** START OF RECORDS FOR PROCESSING **

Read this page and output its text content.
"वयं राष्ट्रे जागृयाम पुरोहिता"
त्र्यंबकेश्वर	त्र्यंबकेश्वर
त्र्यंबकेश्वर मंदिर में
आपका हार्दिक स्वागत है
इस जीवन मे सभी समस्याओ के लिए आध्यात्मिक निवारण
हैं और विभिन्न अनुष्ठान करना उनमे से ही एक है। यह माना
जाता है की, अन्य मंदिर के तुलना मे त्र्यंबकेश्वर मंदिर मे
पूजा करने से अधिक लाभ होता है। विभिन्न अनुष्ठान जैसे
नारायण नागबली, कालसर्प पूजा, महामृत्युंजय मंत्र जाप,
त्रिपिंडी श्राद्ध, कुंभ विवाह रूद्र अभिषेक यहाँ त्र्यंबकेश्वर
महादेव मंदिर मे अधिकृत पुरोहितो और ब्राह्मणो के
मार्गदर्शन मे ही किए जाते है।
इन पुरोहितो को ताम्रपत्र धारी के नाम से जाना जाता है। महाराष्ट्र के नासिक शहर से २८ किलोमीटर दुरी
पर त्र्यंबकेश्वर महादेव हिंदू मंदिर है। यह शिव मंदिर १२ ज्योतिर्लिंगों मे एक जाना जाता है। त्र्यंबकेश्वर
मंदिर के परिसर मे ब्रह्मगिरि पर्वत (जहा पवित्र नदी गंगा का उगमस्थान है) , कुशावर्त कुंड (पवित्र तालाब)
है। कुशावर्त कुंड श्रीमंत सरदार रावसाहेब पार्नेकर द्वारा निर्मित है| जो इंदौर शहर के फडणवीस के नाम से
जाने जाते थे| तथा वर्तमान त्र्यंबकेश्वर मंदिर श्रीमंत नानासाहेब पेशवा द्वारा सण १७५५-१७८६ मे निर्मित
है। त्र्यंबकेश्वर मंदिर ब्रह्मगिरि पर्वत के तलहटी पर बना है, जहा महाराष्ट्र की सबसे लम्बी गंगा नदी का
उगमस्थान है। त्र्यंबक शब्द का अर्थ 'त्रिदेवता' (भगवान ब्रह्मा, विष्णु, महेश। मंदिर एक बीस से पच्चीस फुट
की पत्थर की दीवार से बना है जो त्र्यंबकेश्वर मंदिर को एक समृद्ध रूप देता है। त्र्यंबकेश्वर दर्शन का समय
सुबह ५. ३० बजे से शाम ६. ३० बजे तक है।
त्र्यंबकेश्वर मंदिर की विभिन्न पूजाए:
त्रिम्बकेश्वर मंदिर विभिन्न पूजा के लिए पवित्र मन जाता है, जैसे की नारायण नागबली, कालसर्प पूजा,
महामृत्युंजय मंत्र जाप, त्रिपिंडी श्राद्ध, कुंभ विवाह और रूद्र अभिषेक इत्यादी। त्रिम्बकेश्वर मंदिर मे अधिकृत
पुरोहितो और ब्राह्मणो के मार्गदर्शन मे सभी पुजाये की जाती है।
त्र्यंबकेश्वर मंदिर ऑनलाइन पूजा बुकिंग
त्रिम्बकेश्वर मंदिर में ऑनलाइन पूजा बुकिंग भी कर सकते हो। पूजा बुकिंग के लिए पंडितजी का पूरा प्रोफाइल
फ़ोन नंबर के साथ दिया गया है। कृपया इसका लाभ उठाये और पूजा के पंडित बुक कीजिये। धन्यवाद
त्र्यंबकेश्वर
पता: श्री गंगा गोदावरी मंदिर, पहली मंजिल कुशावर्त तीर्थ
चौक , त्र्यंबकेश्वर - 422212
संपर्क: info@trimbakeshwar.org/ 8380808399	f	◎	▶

** END OF RECORDS FOR PROCESSING **

• [STATED PROBLEM] All of the lines above must be returned exactly.

• [EXPECTED ANSWER]
Read this page and output its text content.
"वयं राष्ट्रे जागृयाम पुरोहिता"
त्र्यंबकेश्वर	त्र्यंबकेश्वर
त्र्यंबकेश्वर मंदिर में
आपका हार्दिक स्वागत है
इस जीवन मे सभी समस्याओ के लिए आध्यात्मिक निवारण
हैं और विभिन्न अनुष्ठान करना उनमे से ही एक है। यह माना
जाता है की, अन्य मंदिर के तुलना मे त्र्यंबकेश्वर मंदिर मे
पूजा करने से अधिक लाभ होता है। विभिन्न अनुष्ठान जैसे
नारायण नागबली, कालसर्प पूजा, महामृत्युंजय मंत्र जाप,
त्रिपिंडी श्राद्ध, कुंभ विवाह रूद्र अभिषेक यहाँ त्र्यंबकेश्वर
महादेव मंदिर मे अधिकृत पुरोहितो और ब्राह्मणो के
मार्गदर्शन मे ही किए जाते है।
इन पुरोहितो को ताम्रपत्र धारी के नाम से जाना जाता है। महाराष्ट्र के नासिक शहर से २८ किलोमीटर दुरी
पर त्र्यंबकेश्वर महादेव हिंदू मंदिर है। यह शिव मंदिर १२ ज्योतिर्लिंगों मे एक जाना जाता है। त्र्यंबकेश्वर
मंदिर के परिसर मे ब्रह्मगिरि पर्वत (जहा पवित्र नदी गंगा का उगमस्थान है) , कुशावर्त कुंड (पवित्र तालाब)
है। कुशावर्त कुंड श्रीमंत सरदार रावसाहेब पार्नेकर द्वारा निर्मित है| जो इंदौर शहर के फडणवीस के नाम से
जाने जाते थे| तथा वर्तमान त्र्यंबकेश्वर मंदिर श्रीमंत नानासाहेब पेशवा द्वारा सण १७५५-१७८६ मे निर्मित
है। त्र्यंबकेश्वर मंदिर ब्रह्मगिरि पर्वत के तलहटी पर बना है, जहा महाराष्ट्र की सबसे लम्बी गंगा नदी का
उगमस्थान है। त्र्यंबक शब्द का अर्थ 'त्रिदेवता' (भगवान ब्रह्मा, विष्णु, महेश। मंदिर एक बीस से पच्चीस फुट
की पत्थर की दीवार से बना है जो त्र्यंबकेश्वर मंदिर को एक समृद्ध रूप देता है। त्र्यंबकेश्वर दर्शन का समय
सुबह ५. ३० बजे से शाम ६. ३० बजे तक है।
त्र्यंबकेश्वर मंदिर की विभिन्न पूजाए:
त्रिम्बकेश्वर मंदिर विभिन्न पूजा के लिए पवित्र मन जाता है, जैसे की नारायण नागबली, कालसर्प पूजा,
महामृत्युंजय मंत्र जाप, त्रिपिंडी श्राद्ध, कुंभ विवाह और रूद्र अभिषेक इत्यादी। त्रिम्बकेश्वर मंदिर मे अधिकृत
पुरोहितो और ब्राह्मणो के मार्गदर्शन मे सभी पुजाये की जाती है।
त्र्यंबकेश्वर मंदिर ऑनलाइन पूजा बुकिंग
त्रिम्बकेश्वर मंदिर में ऑनलाइन पूजा बुकिंग भी कर सकते हो। पूजा बुकिंग के लिए पंडितजी का पूरा प्रोफाइल
फ़ोन नंबर के साथ दिया गया है। कृपया इसका लाभ उठाये और पूजा के पंडित बुक कीजिये। धन्यवाद
त्र्यंबकेश्वर
पता: श्री गंगा गोदावरी मंदिर, पहली मंजिल कुशावर्त तीर्थ
चौक , त्र्यंबकेश्वर - 422212
संपर्क: info@trimbakeshwar.org/ 8380808399	f	◎	▶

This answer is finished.